**Task instructions:**
Locate the string "seed" in the listing below. Copy every line where it is found.

___ Data supplied

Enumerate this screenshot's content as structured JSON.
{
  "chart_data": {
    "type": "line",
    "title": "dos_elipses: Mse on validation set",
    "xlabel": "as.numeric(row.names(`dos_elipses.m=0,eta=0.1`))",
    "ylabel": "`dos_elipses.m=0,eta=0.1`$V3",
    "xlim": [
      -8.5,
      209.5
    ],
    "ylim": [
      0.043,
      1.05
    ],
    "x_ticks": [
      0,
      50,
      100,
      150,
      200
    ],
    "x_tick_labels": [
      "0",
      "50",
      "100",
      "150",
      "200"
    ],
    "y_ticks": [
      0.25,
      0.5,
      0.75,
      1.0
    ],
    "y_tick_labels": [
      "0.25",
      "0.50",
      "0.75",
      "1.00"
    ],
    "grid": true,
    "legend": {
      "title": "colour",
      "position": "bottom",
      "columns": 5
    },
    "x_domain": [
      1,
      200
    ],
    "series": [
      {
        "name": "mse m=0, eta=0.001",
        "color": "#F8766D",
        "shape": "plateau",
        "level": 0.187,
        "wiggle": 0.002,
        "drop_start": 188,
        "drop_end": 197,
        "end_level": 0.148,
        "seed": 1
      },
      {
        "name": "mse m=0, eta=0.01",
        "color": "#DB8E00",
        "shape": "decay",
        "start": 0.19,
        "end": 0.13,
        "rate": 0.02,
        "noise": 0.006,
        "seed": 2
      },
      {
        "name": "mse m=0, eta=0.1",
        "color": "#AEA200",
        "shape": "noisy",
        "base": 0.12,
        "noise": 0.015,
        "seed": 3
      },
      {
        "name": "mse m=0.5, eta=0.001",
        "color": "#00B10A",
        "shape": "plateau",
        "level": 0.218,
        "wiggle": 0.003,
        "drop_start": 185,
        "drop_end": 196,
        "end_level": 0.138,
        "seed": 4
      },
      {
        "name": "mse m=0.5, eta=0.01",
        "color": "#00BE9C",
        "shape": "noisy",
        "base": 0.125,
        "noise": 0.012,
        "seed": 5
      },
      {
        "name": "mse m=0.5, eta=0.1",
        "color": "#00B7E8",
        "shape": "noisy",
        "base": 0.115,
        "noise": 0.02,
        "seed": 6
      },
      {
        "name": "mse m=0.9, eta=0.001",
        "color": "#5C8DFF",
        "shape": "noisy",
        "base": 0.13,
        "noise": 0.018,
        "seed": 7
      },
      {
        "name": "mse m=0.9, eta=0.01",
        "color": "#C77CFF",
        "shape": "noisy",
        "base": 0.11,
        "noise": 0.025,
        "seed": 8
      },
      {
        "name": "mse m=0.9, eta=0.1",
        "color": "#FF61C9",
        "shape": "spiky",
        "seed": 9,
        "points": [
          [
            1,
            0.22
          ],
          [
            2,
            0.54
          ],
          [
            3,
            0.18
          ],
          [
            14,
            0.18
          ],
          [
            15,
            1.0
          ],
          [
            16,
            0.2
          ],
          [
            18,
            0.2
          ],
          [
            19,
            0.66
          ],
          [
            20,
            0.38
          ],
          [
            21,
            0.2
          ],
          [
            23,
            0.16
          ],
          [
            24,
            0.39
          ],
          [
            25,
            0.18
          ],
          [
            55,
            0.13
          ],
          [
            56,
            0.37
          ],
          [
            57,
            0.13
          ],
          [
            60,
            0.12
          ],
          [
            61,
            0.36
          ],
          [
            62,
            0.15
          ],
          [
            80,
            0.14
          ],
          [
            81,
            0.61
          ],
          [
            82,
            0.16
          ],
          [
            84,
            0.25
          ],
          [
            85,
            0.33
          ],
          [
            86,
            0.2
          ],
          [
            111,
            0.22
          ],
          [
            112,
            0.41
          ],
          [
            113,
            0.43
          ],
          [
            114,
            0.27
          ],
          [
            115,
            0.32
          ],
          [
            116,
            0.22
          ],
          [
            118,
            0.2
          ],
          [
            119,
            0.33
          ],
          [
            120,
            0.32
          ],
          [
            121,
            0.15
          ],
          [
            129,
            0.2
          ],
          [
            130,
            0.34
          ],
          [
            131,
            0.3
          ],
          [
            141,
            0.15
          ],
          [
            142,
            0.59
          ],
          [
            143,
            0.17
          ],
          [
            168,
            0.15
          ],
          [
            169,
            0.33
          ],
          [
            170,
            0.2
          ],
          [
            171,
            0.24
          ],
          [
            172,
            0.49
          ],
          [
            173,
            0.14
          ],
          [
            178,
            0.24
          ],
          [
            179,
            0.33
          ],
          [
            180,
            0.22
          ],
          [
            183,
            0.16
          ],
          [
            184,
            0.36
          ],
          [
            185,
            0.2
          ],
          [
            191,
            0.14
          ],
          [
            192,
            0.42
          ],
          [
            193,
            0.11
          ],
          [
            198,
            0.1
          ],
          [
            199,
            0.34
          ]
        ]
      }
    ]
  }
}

______
___ Data supplied

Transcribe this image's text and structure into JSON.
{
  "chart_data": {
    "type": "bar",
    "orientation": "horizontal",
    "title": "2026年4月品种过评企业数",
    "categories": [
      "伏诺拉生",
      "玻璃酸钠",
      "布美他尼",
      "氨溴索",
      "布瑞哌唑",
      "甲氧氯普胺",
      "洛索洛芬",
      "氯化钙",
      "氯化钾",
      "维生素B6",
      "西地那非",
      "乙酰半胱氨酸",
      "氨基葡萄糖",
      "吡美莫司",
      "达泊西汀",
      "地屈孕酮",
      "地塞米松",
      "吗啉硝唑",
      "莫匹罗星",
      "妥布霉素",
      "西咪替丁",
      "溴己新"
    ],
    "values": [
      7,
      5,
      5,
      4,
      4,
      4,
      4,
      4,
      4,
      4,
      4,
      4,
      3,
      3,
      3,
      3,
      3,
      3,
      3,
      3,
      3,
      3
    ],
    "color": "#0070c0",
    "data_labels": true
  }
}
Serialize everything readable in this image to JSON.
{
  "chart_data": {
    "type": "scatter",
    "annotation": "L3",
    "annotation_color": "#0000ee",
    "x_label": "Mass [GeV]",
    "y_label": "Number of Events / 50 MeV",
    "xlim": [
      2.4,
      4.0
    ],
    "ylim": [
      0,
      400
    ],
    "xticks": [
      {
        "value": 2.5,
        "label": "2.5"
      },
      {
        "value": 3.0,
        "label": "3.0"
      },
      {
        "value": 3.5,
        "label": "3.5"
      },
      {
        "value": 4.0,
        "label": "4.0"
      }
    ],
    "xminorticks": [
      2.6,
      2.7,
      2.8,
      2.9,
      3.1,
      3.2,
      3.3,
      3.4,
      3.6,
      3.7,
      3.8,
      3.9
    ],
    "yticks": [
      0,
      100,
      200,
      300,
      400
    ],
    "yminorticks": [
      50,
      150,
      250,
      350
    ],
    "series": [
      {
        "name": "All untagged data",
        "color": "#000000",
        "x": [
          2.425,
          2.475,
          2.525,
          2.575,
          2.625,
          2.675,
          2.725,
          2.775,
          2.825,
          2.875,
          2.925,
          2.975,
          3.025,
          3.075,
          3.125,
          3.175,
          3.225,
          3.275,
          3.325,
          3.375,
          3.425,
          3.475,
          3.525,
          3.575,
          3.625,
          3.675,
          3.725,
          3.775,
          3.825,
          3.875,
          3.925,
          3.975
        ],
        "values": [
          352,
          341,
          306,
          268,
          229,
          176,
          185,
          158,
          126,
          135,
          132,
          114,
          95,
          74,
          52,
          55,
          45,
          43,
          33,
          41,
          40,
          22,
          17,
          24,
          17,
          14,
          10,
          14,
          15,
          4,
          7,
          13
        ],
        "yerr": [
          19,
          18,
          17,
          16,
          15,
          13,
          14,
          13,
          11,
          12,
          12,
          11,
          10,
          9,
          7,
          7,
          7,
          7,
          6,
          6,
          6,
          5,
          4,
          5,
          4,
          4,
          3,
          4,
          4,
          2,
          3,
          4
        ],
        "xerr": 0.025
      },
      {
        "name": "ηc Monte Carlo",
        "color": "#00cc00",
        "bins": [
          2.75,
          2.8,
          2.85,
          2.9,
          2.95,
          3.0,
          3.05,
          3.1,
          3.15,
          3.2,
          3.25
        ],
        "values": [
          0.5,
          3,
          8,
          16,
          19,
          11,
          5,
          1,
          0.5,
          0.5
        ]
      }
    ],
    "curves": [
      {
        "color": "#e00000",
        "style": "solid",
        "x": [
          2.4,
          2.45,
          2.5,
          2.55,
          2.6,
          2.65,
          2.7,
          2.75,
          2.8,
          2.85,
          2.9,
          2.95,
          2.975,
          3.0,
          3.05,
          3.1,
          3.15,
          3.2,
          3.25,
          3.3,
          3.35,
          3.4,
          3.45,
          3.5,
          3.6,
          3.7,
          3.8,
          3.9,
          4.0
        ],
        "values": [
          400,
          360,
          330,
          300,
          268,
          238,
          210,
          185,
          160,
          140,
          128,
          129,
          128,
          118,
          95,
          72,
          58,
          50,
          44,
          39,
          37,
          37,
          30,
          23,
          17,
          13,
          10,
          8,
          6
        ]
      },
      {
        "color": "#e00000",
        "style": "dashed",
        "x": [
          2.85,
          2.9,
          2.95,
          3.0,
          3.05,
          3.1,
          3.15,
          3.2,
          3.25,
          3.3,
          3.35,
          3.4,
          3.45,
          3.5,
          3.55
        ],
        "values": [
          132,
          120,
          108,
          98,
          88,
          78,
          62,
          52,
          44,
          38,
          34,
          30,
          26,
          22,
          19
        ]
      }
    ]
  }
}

______
___ Data supplied

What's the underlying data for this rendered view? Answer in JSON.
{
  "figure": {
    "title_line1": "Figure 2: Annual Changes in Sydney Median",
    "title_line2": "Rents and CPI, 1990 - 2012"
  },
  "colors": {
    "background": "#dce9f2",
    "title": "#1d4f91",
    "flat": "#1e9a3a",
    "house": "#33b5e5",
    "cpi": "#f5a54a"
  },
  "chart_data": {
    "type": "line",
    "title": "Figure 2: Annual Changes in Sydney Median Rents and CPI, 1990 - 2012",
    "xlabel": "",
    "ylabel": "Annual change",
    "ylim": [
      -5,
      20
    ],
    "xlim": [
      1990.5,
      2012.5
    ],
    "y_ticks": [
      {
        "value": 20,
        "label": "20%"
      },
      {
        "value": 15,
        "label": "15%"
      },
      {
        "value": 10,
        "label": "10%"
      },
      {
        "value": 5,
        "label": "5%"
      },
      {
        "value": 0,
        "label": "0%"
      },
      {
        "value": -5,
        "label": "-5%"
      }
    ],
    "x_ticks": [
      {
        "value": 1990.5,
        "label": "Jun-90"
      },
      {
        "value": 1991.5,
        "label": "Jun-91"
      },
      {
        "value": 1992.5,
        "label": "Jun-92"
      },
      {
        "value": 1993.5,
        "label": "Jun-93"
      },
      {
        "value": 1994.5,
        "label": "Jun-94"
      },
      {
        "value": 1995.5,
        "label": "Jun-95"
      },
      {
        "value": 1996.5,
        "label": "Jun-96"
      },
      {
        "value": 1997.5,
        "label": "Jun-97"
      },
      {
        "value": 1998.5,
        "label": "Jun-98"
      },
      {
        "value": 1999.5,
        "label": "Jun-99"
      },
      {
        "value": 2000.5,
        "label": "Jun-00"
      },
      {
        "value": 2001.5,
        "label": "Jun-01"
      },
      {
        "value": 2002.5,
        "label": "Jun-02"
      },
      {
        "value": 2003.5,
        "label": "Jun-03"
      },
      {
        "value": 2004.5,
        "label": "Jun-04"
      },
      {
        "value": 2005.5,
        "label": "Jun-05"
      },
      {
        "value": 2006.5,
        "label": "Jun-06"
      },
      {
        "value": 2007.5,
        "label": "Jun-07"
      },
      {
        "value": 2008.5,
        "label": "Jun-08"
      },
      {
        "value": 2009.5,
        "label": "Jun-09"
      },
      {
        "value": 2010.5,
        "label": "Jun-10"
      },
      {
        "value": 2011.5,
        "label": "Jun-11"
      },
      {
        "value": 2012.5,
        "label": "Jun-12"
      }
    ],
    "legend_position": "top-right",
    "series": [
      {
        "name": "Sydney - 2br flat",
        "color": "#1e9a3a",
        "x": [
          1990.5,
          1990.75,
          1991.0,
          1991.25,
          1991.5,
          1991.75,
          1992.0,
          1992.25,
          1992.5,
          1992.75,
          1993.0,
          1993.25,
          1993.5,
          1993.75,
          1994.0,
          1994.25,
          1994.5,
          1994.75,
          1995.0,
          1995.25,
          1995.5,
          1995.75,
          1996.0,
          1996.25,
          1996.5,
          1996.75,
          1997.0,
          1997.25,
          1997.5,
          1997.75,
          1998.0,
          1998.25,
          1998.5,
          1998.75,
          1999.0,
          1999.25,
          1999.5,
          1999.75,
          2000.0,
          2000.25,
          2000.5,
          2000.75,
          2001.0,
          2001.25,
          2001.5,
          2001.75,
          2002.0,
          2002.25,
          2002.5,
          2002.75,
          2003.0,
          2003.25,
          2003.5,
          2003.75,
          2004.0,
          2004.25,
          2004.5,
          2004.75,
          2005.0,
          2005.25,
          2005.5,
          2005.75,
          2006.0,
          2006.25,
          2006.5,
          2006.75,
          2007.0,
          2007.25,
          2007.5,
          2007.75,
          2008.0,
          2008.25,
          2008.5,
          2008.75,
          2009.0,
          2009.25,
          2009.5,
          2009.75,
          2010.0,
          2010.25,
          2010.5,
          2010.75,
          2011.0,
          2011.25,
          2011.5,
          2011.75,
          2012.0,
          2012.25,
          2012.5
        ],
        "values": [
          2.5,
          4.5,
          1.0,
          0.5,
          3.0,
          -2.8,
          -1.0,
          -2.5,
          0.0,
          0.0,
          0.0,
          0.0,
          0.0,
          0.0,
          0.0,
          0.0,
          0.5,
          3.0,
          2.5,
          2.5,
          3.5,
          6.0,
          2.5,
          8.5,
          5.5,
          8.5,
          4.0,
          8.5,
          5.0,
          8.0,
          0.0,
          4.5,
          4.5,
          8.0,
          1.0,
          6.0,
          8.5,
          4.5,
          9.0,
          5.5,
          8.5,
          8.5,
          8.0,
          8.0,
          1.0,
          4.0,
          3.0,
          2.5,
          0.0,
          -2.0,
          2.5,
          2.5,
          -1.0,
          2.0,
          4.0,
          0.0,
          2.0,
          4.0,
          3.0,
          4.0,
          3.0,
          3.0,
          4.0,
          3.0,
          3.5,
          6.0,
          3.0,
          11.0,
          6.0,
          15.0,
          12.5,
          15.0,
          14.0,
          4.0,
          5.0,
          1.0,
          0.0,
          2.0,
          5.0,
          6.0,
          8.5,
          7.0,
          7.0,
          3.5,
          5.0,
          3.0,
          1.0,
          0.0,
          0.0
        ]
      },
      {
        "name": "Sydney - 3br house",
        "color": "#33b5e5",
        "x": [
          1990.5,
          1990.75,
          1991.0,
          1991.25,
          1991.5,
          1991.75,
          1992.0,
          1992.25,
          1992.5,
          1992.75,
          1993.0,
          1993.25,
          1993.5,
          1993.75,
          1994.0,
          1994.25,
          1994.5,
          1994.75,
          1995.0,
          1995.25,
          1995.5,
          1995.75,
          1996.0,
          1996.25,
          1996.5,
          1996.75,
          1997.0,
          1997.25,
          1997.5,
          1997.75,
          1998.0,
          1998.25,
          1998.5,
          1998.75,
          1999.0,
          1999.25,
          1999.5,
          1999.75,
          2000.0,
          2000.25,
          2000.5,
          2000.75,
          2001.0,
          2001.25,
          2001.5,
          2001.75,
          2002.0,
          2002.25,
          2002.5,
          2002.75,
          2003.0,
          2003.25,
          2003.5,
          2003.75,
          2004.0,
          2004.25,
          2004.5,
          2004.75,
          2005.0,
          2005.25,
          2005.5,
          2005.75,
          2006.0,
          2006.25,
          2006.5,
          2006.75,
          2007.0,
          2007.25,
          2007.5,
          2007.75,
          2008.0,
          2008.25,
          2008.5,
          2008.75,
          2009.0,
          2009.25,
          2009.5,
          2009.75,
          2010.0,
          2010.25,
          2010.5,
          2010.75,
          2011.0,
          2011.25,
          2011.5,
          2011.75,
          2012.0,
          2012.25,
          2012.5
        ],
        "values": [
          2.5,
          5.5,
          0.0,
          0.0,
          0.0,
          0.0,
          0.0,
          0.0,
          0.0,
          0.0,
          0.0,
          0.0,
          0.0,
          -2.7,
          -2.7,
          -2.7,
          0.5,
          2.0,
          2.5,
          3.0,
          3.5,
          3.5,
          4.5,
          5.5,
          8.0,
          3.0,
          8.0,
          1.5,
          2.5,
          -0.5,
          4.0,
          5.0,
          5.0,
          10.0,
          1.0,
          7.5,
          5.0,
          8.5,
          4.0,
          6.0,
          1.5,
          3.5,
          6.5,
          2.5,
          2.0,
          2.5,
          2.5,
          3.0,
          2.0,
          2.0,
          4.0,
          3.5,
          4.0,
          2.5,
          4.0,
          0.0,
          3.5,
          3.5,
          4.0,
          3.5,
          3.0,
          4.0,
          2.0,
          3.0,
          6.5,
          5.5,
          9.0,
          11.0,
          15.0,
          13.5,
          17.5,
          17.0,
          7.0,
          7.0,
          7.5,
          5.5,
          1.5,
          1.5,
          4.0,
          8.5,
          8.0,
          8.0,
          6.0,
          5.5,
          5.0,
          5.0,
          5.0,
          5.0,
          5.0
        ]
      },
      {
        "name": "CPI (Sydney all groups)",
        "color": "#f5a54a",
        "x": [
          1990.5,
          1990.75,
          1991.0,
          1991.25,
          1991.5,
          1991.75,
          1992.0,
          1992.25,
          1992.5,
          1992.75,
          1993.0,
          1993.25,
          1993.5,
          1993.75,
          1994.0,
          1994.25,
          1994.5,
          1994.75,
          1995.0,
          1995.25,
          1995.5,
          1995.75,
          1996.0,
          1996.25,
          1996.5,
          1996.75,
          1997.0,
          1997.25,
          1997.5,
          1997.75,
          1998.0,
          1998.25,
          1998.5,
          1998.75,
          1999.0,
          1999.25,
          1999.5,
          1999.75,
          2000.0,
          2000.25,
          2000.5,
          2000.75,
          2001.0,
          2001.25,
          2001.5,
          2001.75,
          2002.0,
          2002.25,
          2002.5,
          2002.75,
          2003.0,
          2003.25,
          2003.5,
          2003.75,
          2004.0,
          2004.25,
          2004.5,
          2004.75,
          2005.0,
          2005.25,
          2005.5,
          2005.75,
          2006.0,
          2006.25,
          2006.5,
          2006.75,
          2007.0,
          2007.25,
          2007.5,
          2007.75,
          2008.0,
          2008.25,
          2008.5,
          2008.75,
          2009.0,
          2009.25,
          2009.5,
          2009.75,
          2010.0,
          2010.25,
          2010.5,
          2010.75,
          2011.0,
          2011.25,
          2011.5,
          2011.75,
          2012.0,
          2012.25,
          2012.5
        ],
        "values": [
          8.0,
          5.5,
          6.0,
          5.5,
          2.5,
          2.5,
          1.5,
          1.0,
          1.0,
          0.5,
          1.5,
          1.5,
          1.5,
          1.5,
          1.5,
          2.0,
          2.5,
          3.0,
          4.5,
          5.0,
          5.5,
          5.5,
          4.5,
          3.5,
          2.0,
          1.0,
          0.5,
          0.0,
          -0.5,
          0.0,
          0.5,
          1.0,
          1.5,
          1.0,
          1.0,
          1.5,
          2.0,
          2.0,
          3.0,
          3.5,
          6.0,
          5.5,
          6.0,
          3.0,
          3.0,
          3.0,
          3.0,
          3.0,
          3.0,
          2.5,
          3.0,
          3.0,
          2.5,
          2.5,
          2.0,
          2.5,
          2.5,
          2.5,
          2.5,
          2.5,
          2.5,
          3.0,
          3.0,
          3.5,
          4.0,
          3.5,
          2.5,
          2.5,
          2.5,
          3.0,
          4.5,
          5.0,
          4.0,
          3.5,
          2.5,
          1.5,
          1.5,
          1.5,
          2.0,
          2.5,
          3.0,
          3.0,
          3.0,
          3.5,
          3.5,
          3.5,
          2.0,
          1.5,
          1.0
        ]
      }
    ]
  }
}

______

**Completed task:**
        "seed": 1
        "seed": 2
        "seed": 3
        "seed": 4
        "seed": 5
        "seed": 6
        "seed": 7
        "seed": 8
        "seed": 9,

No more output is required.